─── 本文 ───

最近では、普段ゲームをやらない人にも「eスポーツ(イースポーツ)」という言葉が浸透しつつあります。
「eスポーツをオリンピック競技にしてはどうか」という声もあがっている一方で、解決が必要とされている課題や問題点も数多く存在しているのが実状です。
今回Pacific Metaマガジンでは、eスポーツが抱える問題点についてを特集します。
内容は以下の通りです。
- 日本でeスポーツが抱えている問題点と対策について
- 世界的に見たeスポーツの問題点と現状について
- eスポーツがオリンピック種目になる可能性について
- eスポーツに携わる仕事がしたいならG-JOBエージェントを要チェック
具体的な事例を紹介しつつ、eスポーツの現状と将来についてお届けしていきます。
日本のeスポーツの現状と問題点は?
まずは、日本を中心としてこれまでのeスポーツの発展を振り返り、数多くの問題点を抱えている現状について見ていきます。

───

課題 1 —
本文をもとに、次の問いに答えなさい。
(a) eスポーツの問題点を特集しているのは何というマガジンか。
(b) eスポーツについて、どうしてはどうかという声があがっているか。
(c) eスポーツに携わる仕事がしたい人に「要チェック」とされているのは何か。
課題 2 — 本文の「今回Pacific Meta」から「具体的な事例を紹介しつつ、eスポーツの現状と将来についてお届けしていきます。」までを、末尾の語句も含めて一字も変えずに出力してください。
データは本文とは別の資料である。

─── 提供データ ───

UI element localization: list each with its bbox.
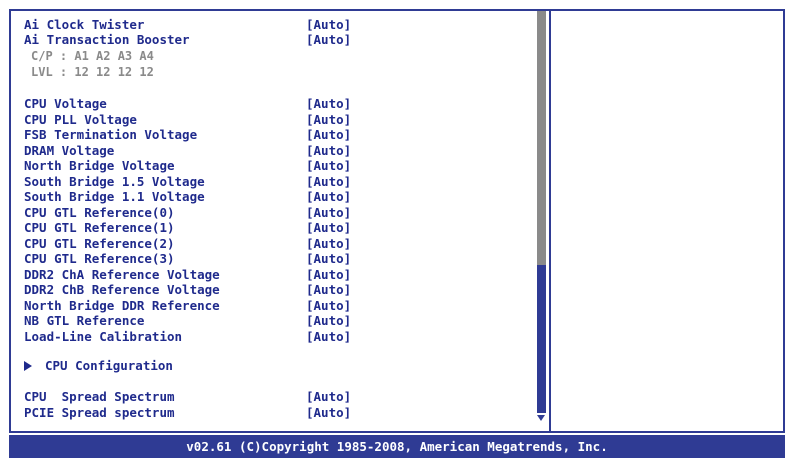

───

正解 1 —
(a) Pacific Metaマガジン
(b) オリンピック競技にしてはどうか
(c) G-JOBエージェント

正解 2 —
今回Pacific Metaマガジンでは、eスポーツが抱える問題点についてを特集します。
内容は以下の通りです。
- 日本でeスポーツが抱えている問題点と対策について
- 世界的に見たeスポーツの問題点と現状について
- eスポーツがオリンピック種目になる可能性について
- eスポーツに携わる仕事がしたいならG-JOBエージェントを要チェック
具体的な事例を紹介しつつ、eスポーツの現状と将来についてお届けしていきます。